BEGIN The input

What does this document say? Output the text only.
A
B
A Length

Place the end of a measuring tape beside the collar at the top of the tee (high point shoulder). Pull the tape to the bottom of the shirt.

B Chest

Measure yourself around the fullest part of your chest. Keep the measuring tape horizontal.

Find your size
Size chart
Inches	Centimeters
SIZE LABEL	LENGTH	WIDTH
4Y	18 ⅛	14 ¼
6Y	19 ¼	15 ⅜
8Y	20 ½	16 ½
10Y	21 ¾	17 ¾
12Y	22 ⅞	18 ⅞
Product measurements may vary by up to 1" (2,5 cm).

END The input

Make an exact copy of the records.

What does this document say? Output the text only.
A
B
A Length

Place the end of a measuring tape beside the collar at the top of the tee (high point shoulder). Pull the tape to the bottom of the shirt.

B Chest

Measure yourself around the fullest part of your chest. Keep the measuring tape horizontal.

Find your size
Size chart
Inches	Centimeters
SIZE LABEL	LENGTH	WIDTH
4Y	18 ⅛	14 ¼
6Y	19 ¼	15 ⅜
8Y	20 ½	16 ½
10Y	21 ¾	17 ¾
12Y	22 ⅞	18 ⅞
Product measurements may vary by up to 1" (2,5 cm).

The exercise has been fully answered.